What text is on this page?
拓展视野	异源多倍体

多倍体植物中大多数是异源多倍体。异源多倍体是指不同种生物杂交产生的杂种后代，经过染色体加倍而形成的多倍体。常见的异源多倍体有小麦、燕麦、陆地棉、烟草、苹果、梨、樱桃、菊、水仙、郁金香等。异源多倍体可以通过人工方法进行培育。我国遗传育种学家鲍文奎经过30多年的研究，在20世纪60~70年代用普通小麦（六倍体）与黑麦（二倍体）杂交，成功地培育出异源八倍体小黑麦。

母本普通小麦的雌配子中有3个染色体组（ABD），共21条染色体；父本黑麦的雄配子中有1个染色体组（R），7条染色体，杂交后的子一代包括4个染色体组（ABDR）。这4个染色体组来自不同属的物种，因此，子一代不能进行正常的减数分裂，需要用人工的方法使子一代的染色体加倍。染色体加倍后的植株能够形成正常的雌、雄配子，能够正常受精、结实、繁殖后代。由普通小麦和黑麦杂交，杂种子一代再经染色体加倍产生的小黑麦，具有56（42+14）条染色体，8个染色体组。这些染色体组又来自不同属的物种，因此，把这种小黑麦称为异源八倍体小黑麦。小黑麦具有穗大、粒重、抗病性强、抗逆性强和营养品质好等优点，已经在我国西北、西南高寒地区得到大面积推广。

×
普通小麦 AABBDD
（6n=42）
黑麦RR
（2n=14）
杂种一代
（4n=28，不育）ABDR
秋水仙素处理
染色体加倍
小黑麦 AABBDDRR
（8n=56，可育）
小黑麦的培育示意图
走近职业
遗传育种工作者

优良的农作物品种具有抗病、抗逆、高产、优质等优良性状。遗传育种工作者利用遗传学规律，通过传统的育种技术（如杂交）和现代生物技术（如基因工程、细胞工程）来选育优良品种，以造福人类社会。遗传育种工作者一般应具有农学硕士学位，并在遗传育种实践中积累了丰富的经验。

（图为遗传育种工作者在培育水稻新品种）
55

**WHAT YOU ARE ASKED TO DO:**
Your task is to give the records above again, exactly.

**EXERCISE OUTPUT:**
What text is on this page?
拓展视野	异源多倍体

多倍体植物中大多数是异源多倍体。异源多倍体是指不同种生物杂交产生的杂种后代，经过染色体加倍而形成的多倍体。常见的异源多倍体有小麦、燕麦、陆地棉、烟草、苹果、梨、樱桃、菊、水仙、郁金香等。异源多倍体可以通过人工方法进行培育。我国遗传育种学家鲍文奎经过30多年的研究，在20世纪60~70年代用普通小麦（六倍体）与黑麦（二倍体）杂交，成功地培育出异源八倍体小黑麦。

母本普通小麦的雌配子中有3个染色体组（ABD），共21条染色体；父本黑麦的雄配子中有1个染色体组（R），7条染色体，杂交后的子一代包括4个染色体组（ABDR）。这4个染色体组来自不同属的物种，因此，子一代不能进行正常的减数分裂，需要用人工的方法使子一代的染色体加倍。染色体加倍后的植株能够形成正常的雌、雄配子，能够正常受精、结实、繁殖后代。由普通小麦和黑麦杂交，杂种子一代再经染色体加倍产生的小黑麦，具有56（42+14）条染色体，8个染色体组。这些染色体组又来自不同属的物种，因此，把这种小黑麦称为异源八倍体小黑麦。小黑麦具有穗大、粒重、抗病性强、抗逆性强和营养品质好等优点，已经在我国西北、西南高寒地区得到大面积推广。

×
普通小麦 AABBDD
（6n=42）
黑麦RR
（2n=14）
杂种一代
（4n=28，不育）ABDR
秋水仙素处理
染色体加倍
小黑麦 AABBDDRR
（8n=56，可育）
小黑麦的培育示意图
走近职业
遗传育种工作者

优良的农作物品种具有抗病、抗逆、高产、优质等优良性状。遗传育种工作者利用遗传学规律，通过传统的育种技术（如杂交）和现代生物技术（如基因工程、细胞工程）来选育优良品种，以造福人类社会。遗传育种工作者一般应具有农学硕士学位，并在遗传育种实践中积累了丰富的经验。

（图为遗传育种工作者在培育水稻新品种）
55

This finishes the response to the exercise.